### WHAT THE TASK REQUIRES
All of the data must be printed exactly; please include every line.

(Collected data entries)
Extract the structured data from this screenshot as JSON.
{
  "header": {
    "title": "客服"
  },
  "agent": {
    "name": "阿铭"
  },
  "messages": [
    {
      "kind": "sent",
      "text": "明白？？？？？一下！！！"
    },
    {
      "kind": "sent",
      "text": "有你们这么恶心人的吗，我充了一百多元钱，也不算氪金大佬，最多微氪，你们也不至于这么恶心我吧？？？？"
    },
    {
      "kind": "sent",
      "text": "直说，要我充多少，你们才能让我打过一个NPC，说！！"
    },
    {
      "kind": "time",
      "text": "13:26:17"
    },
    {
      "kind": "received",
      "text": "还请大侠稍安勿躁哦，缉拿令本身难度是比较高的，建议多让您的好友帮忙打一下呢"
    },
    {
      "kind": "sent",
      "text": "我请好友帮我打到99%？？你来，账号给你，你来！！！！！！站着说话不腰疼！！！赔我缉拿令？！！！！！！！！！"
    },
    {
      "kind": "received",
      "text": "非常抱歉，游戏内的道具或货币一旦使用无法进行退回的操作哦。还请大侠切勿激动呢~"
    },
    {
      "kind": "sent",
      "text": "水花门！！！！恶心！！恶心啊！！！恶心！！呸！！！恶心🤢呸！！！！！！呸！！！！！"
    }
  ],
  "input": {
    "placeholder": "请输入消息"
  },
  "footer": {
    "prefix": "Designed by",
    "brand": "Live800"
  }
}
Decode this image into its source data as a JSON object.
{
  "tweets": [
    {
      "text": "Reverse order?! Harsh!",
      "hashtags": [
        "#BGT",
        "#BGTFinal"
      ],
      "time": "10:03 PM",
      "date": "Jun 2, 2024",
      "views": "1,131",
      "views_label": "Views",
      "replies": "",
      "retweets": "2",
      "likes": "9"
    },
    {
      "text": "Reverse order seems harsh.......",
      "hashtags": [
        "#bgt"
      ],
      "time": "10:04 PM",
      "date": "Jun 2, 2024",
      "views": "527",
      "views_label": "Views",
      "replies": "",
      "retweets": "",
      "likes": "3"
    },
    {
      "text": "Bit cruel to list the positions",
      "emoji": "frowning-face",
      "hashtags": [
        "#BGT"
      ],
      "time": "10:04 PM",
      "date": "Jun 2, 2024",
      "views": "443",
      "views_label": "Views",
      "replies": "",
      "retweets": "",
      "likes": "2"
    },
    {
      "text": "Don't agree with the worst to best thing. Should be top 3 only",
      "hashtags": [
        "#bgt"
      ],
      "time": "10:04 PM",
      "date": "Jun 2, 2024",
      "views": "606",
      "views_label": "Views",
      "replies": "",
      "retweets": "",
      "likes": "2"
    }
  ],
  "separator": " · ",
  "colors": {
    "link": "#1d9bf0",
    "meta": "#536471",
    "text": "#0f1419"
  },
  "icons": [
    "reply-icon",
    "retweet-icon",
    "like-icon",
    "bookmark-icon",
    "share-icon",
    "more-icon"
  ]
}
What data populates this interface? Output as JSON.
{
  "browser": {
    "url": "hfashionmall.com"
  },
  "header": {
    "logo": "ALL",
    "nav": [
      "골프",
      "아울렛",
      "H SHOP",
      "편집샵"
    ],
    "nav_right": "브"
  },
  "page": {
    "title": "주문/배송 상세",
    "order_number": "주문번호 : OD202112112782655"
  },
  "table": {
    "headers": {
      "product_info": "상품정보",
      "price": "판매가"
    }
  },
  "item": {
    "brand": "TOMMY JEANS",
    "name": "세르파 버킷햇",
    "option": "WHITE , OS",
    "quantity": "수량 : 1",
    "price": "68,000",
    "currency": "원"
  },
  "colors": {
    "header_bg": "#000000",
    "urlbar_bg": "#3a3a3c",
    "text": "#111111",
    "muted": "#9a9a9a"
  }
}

### IN RESPONSE
Extract the structured data from this screenshot as JSON.
{
  "header": {
    "title": "客服"
  },
  "agent": {
    "name": "阿铭"
  },
  "messages": [
    {
      "kind": "sent",
      "text": "明白？？？？？一下！！！"
    },
    {
      "kind": "sent",
      "text": "有你们这么恶心人的吗，我充了一百多元钱，也不算氪金大佬，最多微氪，你们也不至于这么恶心我吧？？？？"
    },
    {
      "kind": "sent",
      "text": "直说，要我充多少，你们才能让我打过一个NPC，说！！"
    },
    {
      "kind": "time",
      "text": "13:26:17"
    },
    {
      "kind": "received",
      "text": "还请大侠稍安勿躁哦，缉拿令本身难度是比较高的，建议多让您的好友帮忙打一下呢"
    },
    {
      "kind": "sent",
      "text": "我请好友帮我打到99%？？你来，账号给你，你来！！！！！！站着说话不腰疼！！！赔我缉拿令？！！！！！！！！！"
    },
    {
      "kind": "received",
      "text": "非常抱歉，游戏内的道具或货币一旦使用无法进行退回的操作哦。还请大侠切勿激动呢~"
    },
    {
      "kind": "sent",
      "text": "水花门！！！！恶心！！恶心啊！！！恶心！！呸！！！恶心🤢呸！！！！！！呸！！！！！"
    }
  ],
  "input": {
    "placeholder": "请输入消息"
  },
  "footer": {
    "prefix": "Designed by",
    "brand": "Live800"
  }
}
Decode this image into its source data as a JSON object.
{
  "tweets": [
    {
      "text": "Reverse order?! Harsh!",
      "hashtags": [
        "#BGT",
        "#BGTFinal"
      ],
      "time": "10:03 PM",
      "date": "Jun 2, 2024",
      "views": "1,131",
      "views_label": "Views",
      "replies": "",
      "retweets": "2",
      "likes": "9"
    },
    {
      "text": "Reverse order seems harsh.......",
      "hashtags": [
        "#bgt"
      ],
      "time": "10:04 PM",
      "date": "Jun 2, 2024",
      "views": "527",
      "views_label": "Views",
      "replies": "",
      "retweets": "",
      "likes": "3"
    },
    {
      "text": "Bit cruel to list the positions",
      "emoji": "frowning-face",
      "hashtags": [
        "#BGT"
      ],
      "time": "10:04 PM",
      "date": "Jun 2, 2024",
      "views": "443",
      "views_label": "Views",
      "replies": "",
      "retweets": "",
      "likes": "2"
    },
    {
      "text": "Don't agree with the worst to best thing. Should be top 3 only",
      "hashtags": [
        "#bgt"
      ],
      "time": "10:04 PM",
      "date": "Jun 2, 2024",
      "views": "606",
      "views_label": "Views",
      "replies": "",
      "retweets": "",
      "likes": "2"
    }
  ],
  "separator": " · ",
  "colors": {
    "link": "#1d9bf0",
    "meta": "#536471",
    "text": "#0f1419"
  },
  "icons": [
    "reply-icon",
    "retweet-icon",
    "like-icon",
    "bookmark-icon",
    "share-icon",
    "more-icon"
  ]
}
What data populates this interface? Output as JSON.
{
  "browser": {
    "url": "hfashionmall.com"
  },
  "header": {
    "logo": "ALL",
    "nav": [
      "골프",
      "아울렛",
      "H SHOP",
      "편집샵"
    ],
    "nav_right": "브"
  },
  "page": {
    "title": "주문/배송 상세",
    "order_number": "주문번호 : OD202112112782655"
  },
  "table": {
    "headers": {
      "product_info": "상품정보",
      "price": "판매가"
    }
  },
  "item": {
    "brand": "TOMMY JEANS",
    "name": "세르파 버킷햇",
    "option": "WHITE , OS",
    "quantity": "수량 : 1",
    "price": "68,000",
    "currency": "원"
  },
  "colors": {
    "header_bg": "#000000",
    "urlbar_bg": "#3a3a3c",
    "text": "#111111",
    "muted": "#9a9a9a"
  }
}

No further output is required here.